The entries below contain pictures. Retype everything except those pictures, exactly as given.

-- BEGIN Input records --

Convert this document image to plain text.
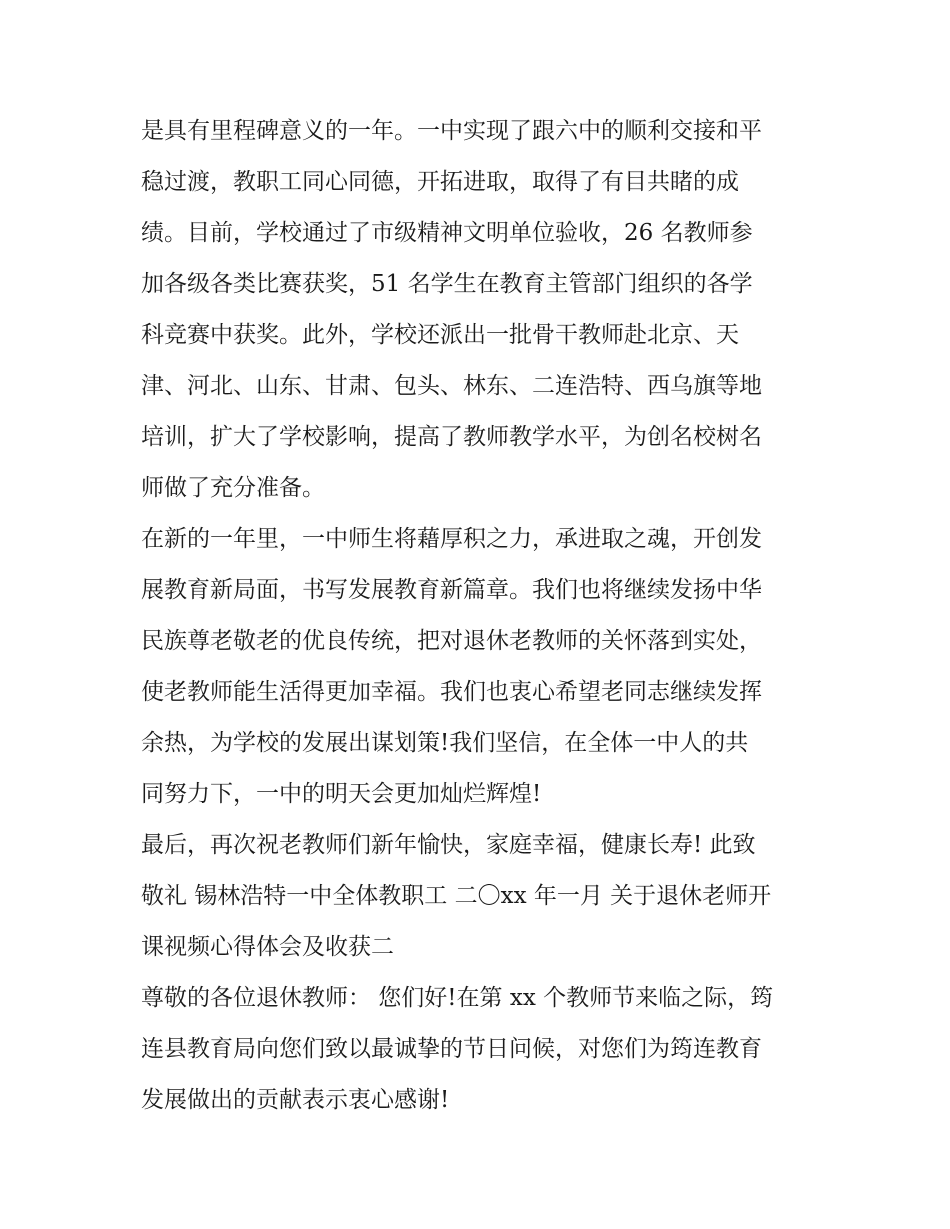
是具有里程碑意义的一年。一中实现了跟六中的顺利交接和平
稳过渡，教职工同心同德，开拓进取，取得了有目共睹的成
绩。目前，学校通过了市级精神文明单位验收，26 名教师参
加各级各类比赛获奖，51 名学生在教育主管部门组织的各学
科竞赛中获奖。此外，学校还派出一批骨干教师赴北京、天
津、河北、山东、甘肃、包头、林东、二连浩特、西乌旗等地
培训，扩大了学校影响，提高了教师教学水平，为创名校树名
师做了充分准备。

在新的一年里，一中师生将藉厚积之力，承进取之魂，开创发
展教育新局面，书写发展教育新篇章。我们也将继续发扬中华
民族尊老敬老的优良传统，把对退休老教师的关怀落到实处，
使老教师能生活得更加幸福。我们也衷心希望老同志继续发挥
余热，为学校的发展出谋划策!我们坚信，在全体一中人的共
同努力下，一中的明天会更加灿烂辉煌!

最后，再次祝老教师们新年愉快，家庭幸福，健康长寿! 此致
敬礼 锡林浩特一中全体教职工 二〇xx 年一月 关于退休老师开
课视频心得体会及收获二

尊敬的各位退休教师： 您们好!在第 xx 个教师节来临之际，筠
连县教育局向您们致以最诚挚的节日问候，对您们为筠连教育
发展做出的贡献表示衷心感谢!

-- END Input records --

Correct response:
Convert this document image to plain text.
是具有里程碑意义的一年。一中实现了跟六中的顺利交接和平
稳过渡，教职工同心同德，开拓进取，取得了有目共睹的成
绩。目前，学校通过了市级精神文明单位验收，26 名教师参
加各级各类比赛获奖，51 名学生在教育主管部门组织的各学
科竞赛中获奖。此外，学校还派出一批骨干教师赴北京、天
津、河北、山东、甘肃、包头、林东、二连浩特、西乌旗等地
培训，扩大了学校影响，提高了教师教学水平，为创名校树名
师做了充分准备。

在新的一年里，一中师生将藉厚积之力，承进取之魂，开创发
展教育新局面，书写发展教育新篇章。我们也将继续发扬中华
民族尊老敬老的优良传统，把对退休老教师的关怀落到实处，
使老教师能生活得更加幸福。我们也衷心希望老同志继续发挥
余热，为学校的发展出谋划策!我们坚信，在全体一中人的共
同努力下，一中的明天会更加灿烂辉煌!

最后，再次祝老教师们新年愉快，家庭幸福，健康长寿! 此致
敬礼 锡林浩特一中全体教职工 二〇xx 年一月 关于退休老师开
课视频心得体会及收获二

尊敬的各位退休教师： 您们好!在第 xx 个教师节来临之际，筠
连县教育局向您们致以最诚挚的节日问候，对您们为筠连教育
发展做出的贡献表示衷心感谢!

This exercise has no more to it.